= EXERCISE DIRECTIONS =
From the first line to the last, repeat the data exactly but leave out the pictures.

[Extracts from a graphics dataset]

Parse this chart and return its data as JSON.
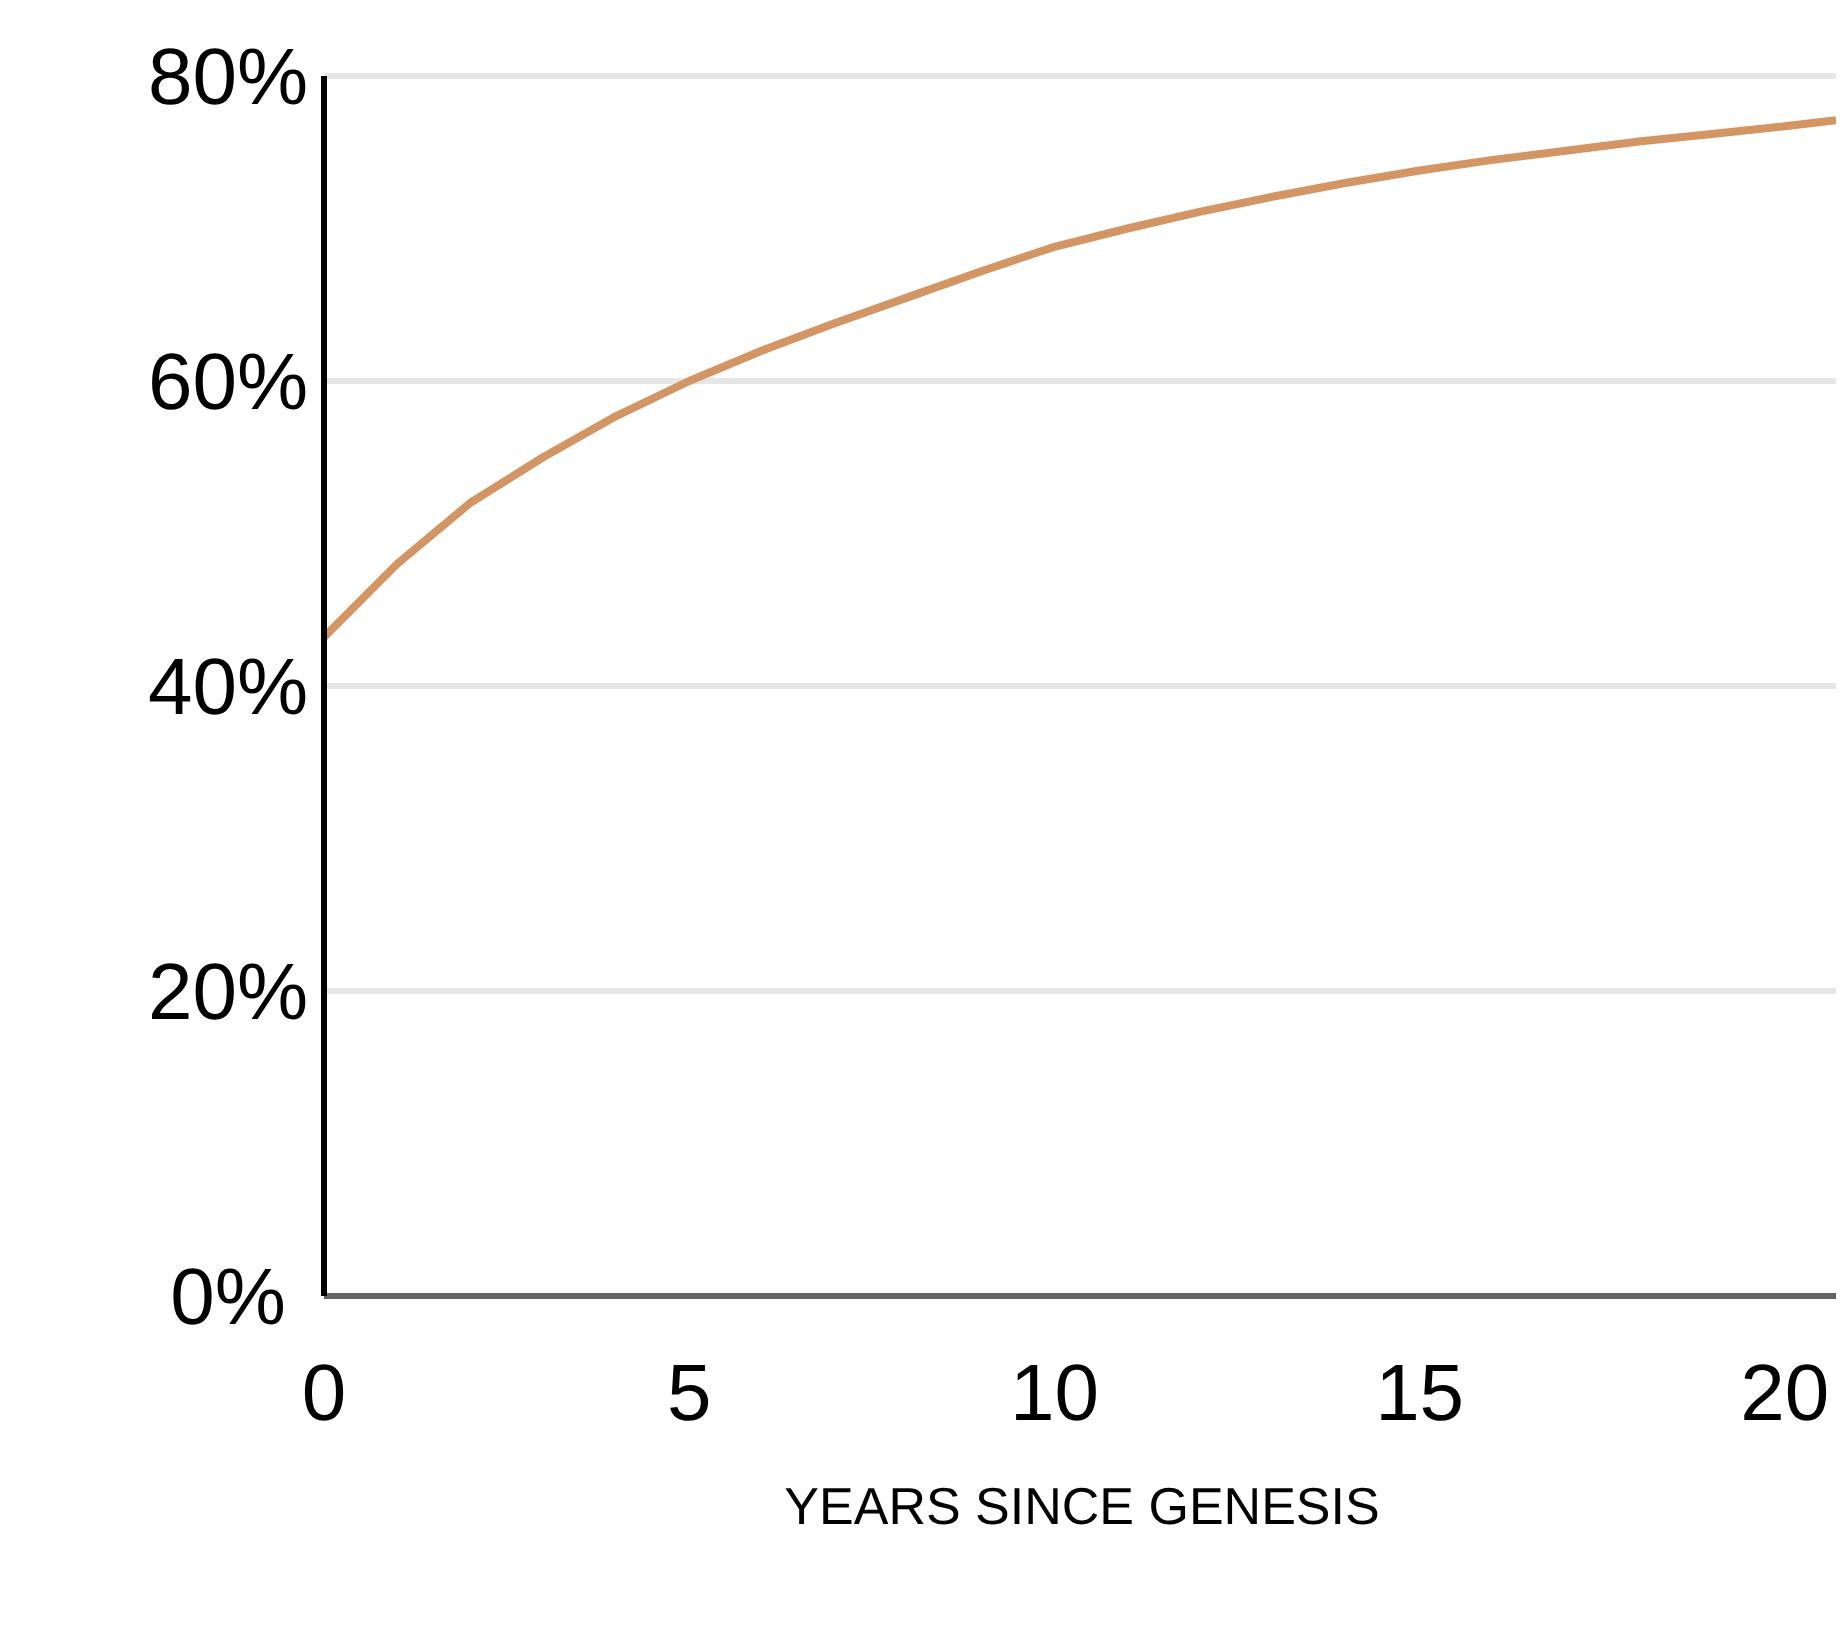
{
  "chart_data": {
    "type": "line",
    "xlabel": "YEARS SINCE GENESIS",
    "x": [
      0,
      1,
      2,
      3,
      4,
      5,
      6,
      7,
      8,
      9,
      10,
      11,
      12,
      13,
      14,
      15,
      16,
      17,
      18,
      19,
      20,
      20.7
    ],
    "series": [
      {
        "color": "#d39563",
        "values": [
          43.2,
          48,
          52,
          55,
          57.7,
          60,
          62,
          63.8,
          65.5,
          67.2,
          68.8,
          70,
          71.1,
          72.1,
          73,
          73.8,
          74.5,
          75.1,
          75.7,
          76.2,
          76.7,
          77.1
        ]
      }
    ],
    "xlim": [
      0,
      20.7
    ],
    "xticks": [
      0,
      5,
      10,
      15,
      20
    ],
    "ylim": [
      0,
      80
    ],
    "yticks": [
      {
        "value": 0,
        "label": "0%"
      },
      {
        "value": 20,
        "label": "20%"
      },
      {
        "value": 40,
        "label": "40%"
      },
      {
        "value": 60,
        "label": "60%"
      },
      {
        "value": 80,
        "label": "80%"
      }
    ],
    "grid": "y",
    "legend": false,
    "marker": "none",
    "line_style": "solid"
  }
}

= YOUR SOLUTION =
Parse this chart and return its data as JSON.
{
  "chart_data": {
    "type": "line",
    "xlabel": "YEARS SINCE GENESIS",
    "x": [
      0,
      1,
      2,
      3,
      4,
      5,
      6,
      7,
      8,
      9,
      10,
      11,
      12,
      13,
      14,
      15,
      16,
      17,
      18,
      19,
      20,
      20.7
    ],
    "series": [
      {
        "color": "#d39563",
        "values": [
          43.2,
          48,
          52,
          55,
          57.7,
          60,
          62,
          63.8,
          65.5,
          67.2,
          68.8,
          70,
          71.1,
          72.1,
          73,
          73.8,
          74.5,
          75.1,
          75.7,
          76.2,
          76.7,
          77.1
        ]
      }
    ],
    "xlim": [
      0,
      20.7
    ],
    "xticks": [
      0,
      5,
      10,
      15,
      20
    ],
    "ylim": [
      0,
      80
    ],
    "yticks": [
      {
        "value": 0,
        "label": "0%"
      },
      {
        "value": 20,
        "label": "20%"
      },
      {
        "value": 40,
        "label": "40%"
      },
      {
        "value": 60,
        "label": "60%"
      },
      {
        "value": 80,
        "label": "80%"
      }
    ],
    "grid": "y",
    "legend": false,
    "marker": "none",
    "line_style": "solid"
  }
}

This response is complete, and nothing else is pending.